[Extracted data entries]

** Start **

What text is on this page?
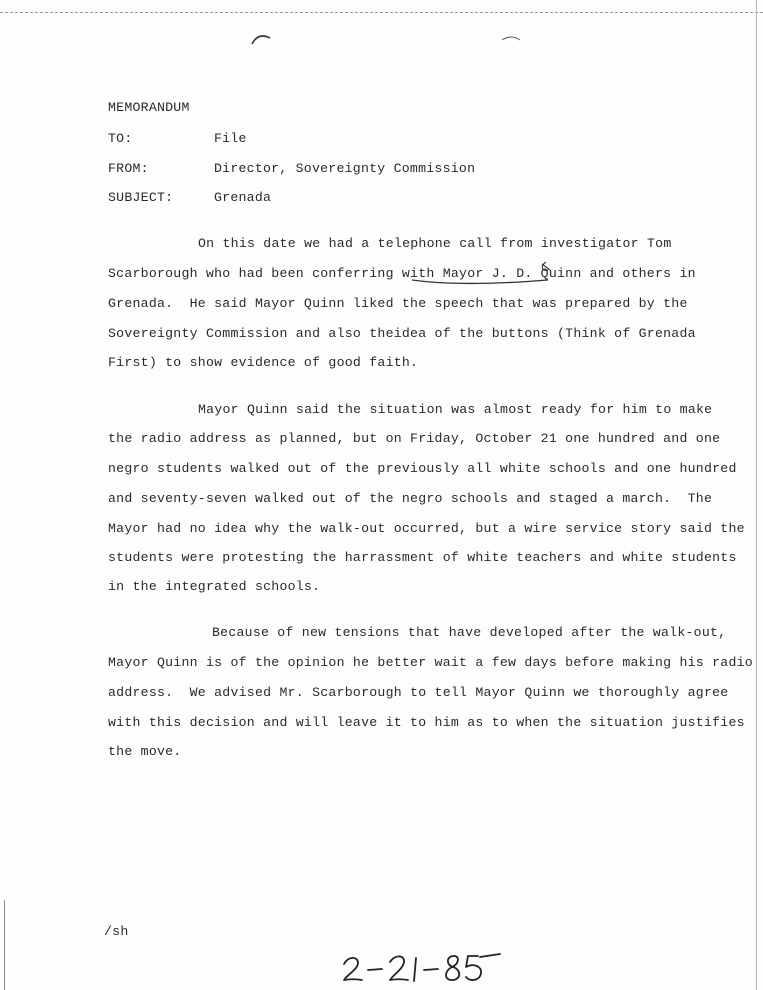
MEMORANDUM
TO:	File
FROM:	Director, Sovereignty Commission
SUBJECT:	Grenada
On this date we had a telephone call from investigator Tom
Scarborough who had been conferring with Mayor J. D. Quinn and others in
Grenada.  He said Mayor Quinn liked the speech that was prepared by the
Sovereignty Commission and also theidea of the buttons (Think of Grenada
First) to show evidence of good faith.
Mayor Quinn said the situation was almost ready for him to make
the radio address as planned, but on Friday, October 21 one hundred and one
negro students walked out of the previously all white schools and one hundred
and seventy-seven walked out of the negro schools and staged a march.  The
Mayor had no idea why the walk-out occurred, but a wire service story said the
students were protesting the harrassment of white teachers and white students
in the integrated schools.
Because of new tensions that have developed after the walk-out,
Mayor Quinn is of the opinion he better wait a few days before making his radio
address.  We advised Mr. Scarborough to tell Mayor Quinn we thoroughly agree
with this decision and will leave it to him as to when the situation justifies
the move.
/sh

** End **

▸ **DIRECTION**
Write out all the entries exactly, except for the pictures.

▸ **THE RESPONSE**
What text is on this page?
MEMORANDUM
TO:	File
FROM:	Director, Sovereignty Commission
SUBJECT:	Grenada
On this date we had a telephone call from investigator Tom
Scarborough who had been conferring with Mayor J. D. Quinn and others in
Grenada.  He said Mayor Quinn liked the speech that was prepared by the
Sovereignty Commission and also theidea of the buttons (Think of Grenada
First) to show evidence of good faith.
Mayor Quinn said the situation was almost ready for him to make
the radio address as planned, but on Friday, October 21 one hundred and one
negro students walked out of the previously all white schools and one hundred
and seventy-seven walked out of the negro schools and staged a march.  The
Mayor had no idea why the walk-out occurred, but a wire service story said the
students were protesting the harrassment of white teachers and white students
in the integrated schools.
Because of new tensions that have developed after the walk-out,
Mayor Quinn is of the opinion he better wait a few days before making his radio
address.  We advised Mr. Scarborough to tell Mayor Quinn we thoroughly agree
with this decision and will leave it to him as to when the situation justifies
the move.
/sh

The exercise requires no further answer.